## Exercise aim
Copy every line of the records below verbatim, leaving out the pictures.
--- Information provided ---
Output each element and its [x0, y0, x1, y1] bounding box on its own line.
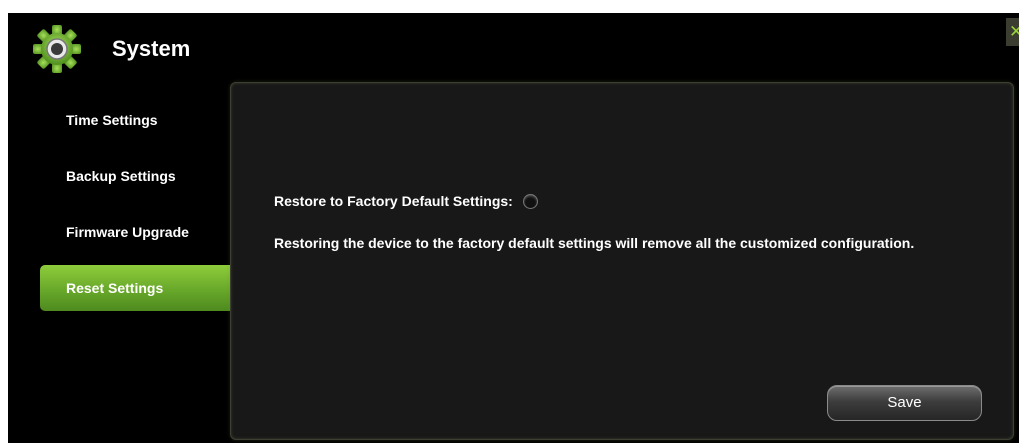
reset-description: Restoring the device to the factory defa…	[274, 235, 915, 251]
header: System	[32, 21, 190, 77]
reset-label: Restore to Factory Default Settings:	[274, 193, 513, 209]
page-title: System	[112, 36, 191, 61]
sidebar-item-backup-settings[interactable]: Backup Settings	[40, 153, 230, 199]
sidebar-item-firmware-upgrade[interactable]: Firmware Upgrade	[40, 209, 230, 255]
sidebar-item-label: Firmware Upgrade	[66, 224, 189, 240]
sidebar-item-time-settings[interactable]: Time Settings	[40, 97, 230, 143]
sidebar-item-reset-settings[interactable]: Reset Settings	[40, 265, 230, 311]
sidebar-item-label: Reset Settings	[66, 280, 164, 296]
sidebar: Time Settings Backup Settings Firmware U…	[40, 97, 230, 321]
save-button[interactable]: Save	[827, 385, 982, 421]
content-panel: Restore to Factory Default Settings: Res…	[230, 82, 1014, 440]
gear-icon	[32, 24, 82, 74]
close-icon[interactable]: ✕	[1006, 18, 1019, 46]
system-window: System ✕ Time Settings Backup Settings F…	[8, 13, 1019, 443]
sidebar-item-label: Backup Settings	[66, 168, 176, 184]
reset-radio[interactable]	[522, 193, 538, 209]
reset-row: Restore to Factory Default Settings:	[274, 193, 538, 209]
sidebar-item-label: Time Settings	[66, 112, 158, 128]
---
## Solution for this problem
Output each element and its [x0, y0, x1, y1] bounding box on its own line.
reset-description: Restoring the device to the factory defa…	[274, 235, 915, 251]
header: System	[32, 21, 190, 77]
reset-label: Restore to Factory Default Settings:	[274, 193, 513, 209]
page-title: System	[112, 36, 191, 61]
sidebar-item-backup-settings[interactable]: Backup Settings	[40, 153, 230, 199]
sidebar-item-firmware-upgrade[interactable]: Firmware Upgrade	[40, 209, 230, 255]
sidebar-item-label: Firmware Upgrade	[66, 224, 189, 240]
sidebar-item-time-settings[interactable]: Time Settings	[40, 97, 230, 143]
sidebar-item-reset-settings[interactable]: Reset Settings	[40, 265, 230, 311]
sidebar-item-label: Reset Settings	[66, 280, 164, 296]
sidebar: Time Settings Backup Settings Firmware U…	[40, 97, 230, 321]
save-button[interactable]: Save	[827, 385, 982, 421]
content-panel: Restore to Factory Default Settings: Res…	[230, 82, 1014, 440]
gear-icon	[32, 24, 82, 74]
close-icon[interactable]: ✕	[1006, 18, 1019, 46]
system-window: System ✕ Time Settings Backup Settings F…	[8, 13, 1019, 443]
sidebar-item-label: Backup Settings	[66, 168, 176, 184]
reset-radio[interactable]	[522, 193, 538, 209]
reset-row: Restore to Factory Default Settings:	[274, 193, 538, 209]
sidebar-item-label: Time Settings	[66, 112, 158, 128]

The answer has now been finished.